Your task —
Collect every line that includes the string "description".

Data —
· · · ·

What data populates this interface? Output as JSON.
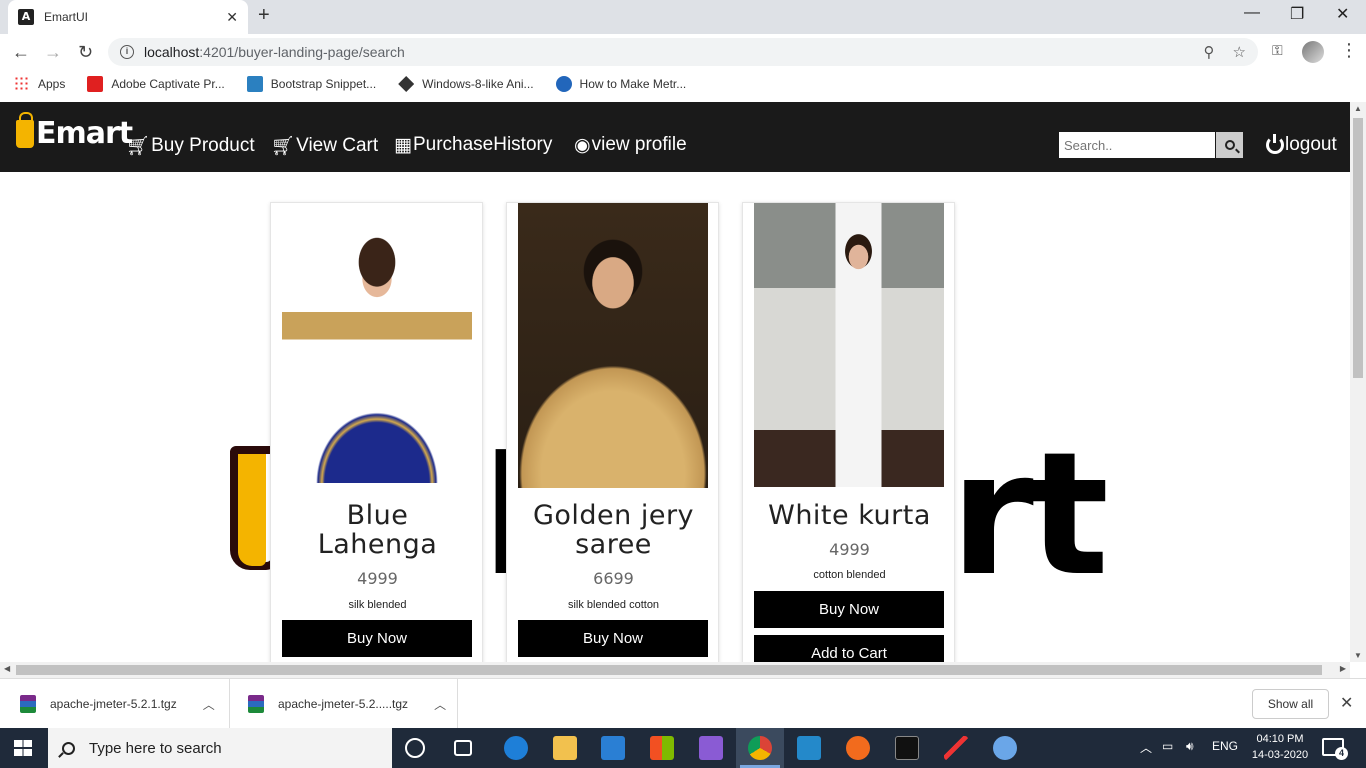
{
  "browser": {
    "tab_title": "EmartUI",
    "tab_favicon_letter": "A",
    "url_host": "localhost",
    "url_path": ":4201/buyer-landing-page/search",
    "bookmarks": [
      {
        "label": "Apps"
      },
      {
        "label": "Adobe Captivate Pr..."
      },
      {
        "label": "Bootstrap Snippet..."
      },
      {
        "label": "Windows-8-like Ani..."
      },
      {
        "label": "How to Make Metr..."
      }
    ]
  },
  "app": {
    "brand": "Emart",
    "nav": [
      {
        "label": "Buy Product",
        "icon": "cart-icon"
      },
      {
        "label": "View Cart",
        "icon": "cart-icon"
      },
      {
        "label": "PurchaseHistory",
        "icon": "calendar-icon"
      },
      {
        "label": "view profile",
        "icon": "eye-icon"
      }
    ],
    "search_placeholder": "Search..",
    "logout_label": "logout",
    "background_logo": "Emart",
    "products": [
      {
        "name": "Blue Lahenga",
        "name_line1": "Blue",
        "name_line2": "Lahenga",
        "price": "4999",
        "description": "silk blended",
        "buy_label": "Buy Now"
      },
      {
        "name": "Golden jery saree",
        "name_line1": "Golden jery",
        "name_line2": "saree",
        "price": "6699",
        "description": "silk blended cotton",
        "buy_label": "Buy Now"
      },
      {
        "name": "White kurta",
        "price": "4999",
        "description": "cotton blended",
        "buy_label": "Buy Now",
        "cart_label": "Add to Cart"
      }
    ]
  },
  "downloads": {
    "items": [
      {
        "filename": "apache-jmeter-5.2.1.tgz"
      },
      {
        "filename": "apache-jmeter-5.2.....tgz"
      }
    ],
    "show_all": "Show all"
  },
  "taskbar": {
    "search_placeholder": "Type here to search",
    "language": "ENG",
    "time": "04:10 PM",
    "date": "14-03-2020",
    "notification_count": "4"
  }
}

· · · ·

Answer to the exercise —
        "description": "silk blended",
        "description": "silk blended cotton",
        "description": "cotton blended",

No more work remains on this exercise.